Read the records and gather each line that includes "name".

■ **EXCERPTED DATA**:
········
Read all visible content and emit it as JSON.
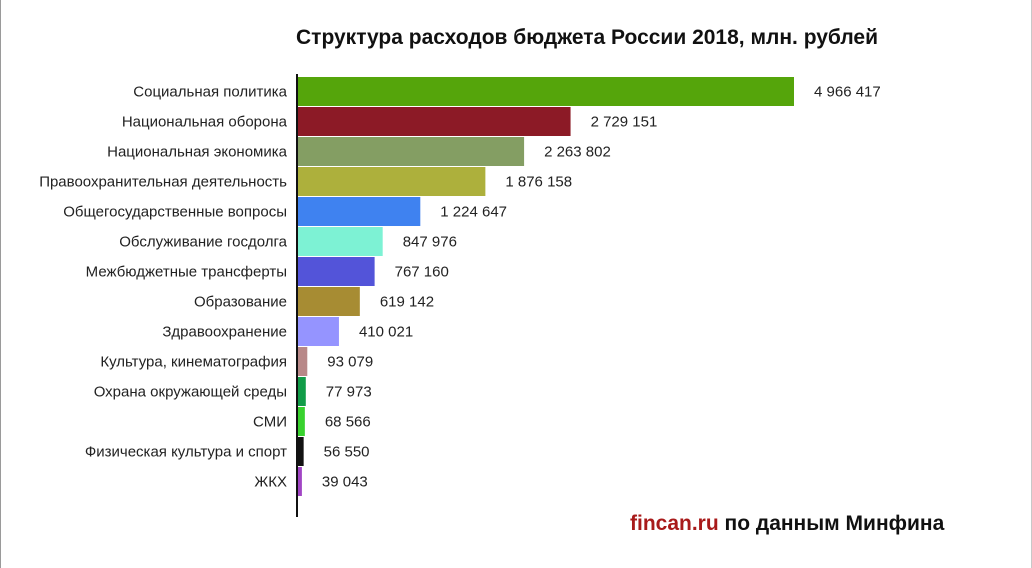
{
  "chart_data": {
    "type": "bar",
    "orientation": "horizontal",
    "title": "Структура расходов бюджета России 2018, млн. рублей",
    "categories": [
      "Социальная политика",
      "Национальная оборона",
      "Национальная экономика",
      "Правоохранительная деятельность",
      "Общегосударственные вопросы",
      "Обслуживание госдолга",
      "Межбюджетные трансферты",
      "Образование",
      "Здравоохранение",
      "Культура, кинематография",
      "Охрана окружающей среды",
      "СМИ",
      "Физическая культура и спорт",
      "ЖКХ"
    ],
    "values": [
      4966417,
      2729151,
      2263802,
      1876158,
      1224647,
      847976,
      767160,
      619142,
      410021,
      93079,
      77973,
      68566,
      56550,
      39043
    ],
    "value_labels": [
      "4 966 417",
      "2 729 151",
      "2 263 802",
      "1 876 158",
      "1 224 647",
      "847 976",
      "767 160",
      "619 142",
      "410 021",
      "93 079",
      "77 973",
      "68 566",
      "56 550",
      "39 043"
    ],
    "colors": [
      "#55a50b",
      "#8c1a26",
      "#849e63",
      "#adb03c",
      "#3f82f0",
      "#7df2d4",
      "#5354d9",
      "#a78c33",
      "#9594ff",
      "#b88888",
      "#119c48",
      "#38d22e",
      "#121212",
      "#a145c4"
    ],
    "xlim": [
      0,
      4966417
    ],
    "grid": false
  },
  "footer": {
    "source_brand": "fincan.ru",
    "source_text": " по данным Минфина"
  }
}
········
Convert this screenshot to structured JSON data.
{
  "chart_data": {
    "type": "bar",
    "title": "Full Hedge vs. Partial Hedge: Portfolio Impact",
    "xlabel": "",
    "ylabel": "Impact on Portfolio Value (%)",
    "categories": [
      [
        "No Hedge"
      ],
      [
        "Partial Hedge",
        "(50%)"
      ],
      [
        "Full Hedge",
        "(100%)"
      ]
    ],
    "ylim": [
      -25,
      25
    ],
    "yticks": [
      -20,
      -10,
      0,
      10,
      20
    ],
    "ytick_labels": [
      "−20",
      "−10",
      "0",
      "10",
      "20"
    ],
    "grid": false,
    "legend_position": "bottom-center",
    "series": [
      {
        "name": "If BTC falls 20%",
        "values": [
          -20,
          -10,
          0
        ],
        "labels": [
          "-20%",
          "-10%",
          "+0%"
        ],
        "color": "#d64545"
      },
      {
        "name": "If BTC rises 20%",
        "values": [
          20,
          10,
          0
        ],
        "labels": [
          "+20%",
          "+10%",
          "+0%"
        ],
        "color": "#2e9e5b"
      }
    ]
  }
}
········
■ **SOLUTION**:
        "name": "If BTC falls 20%",
        "name": "If BTC rises 20%",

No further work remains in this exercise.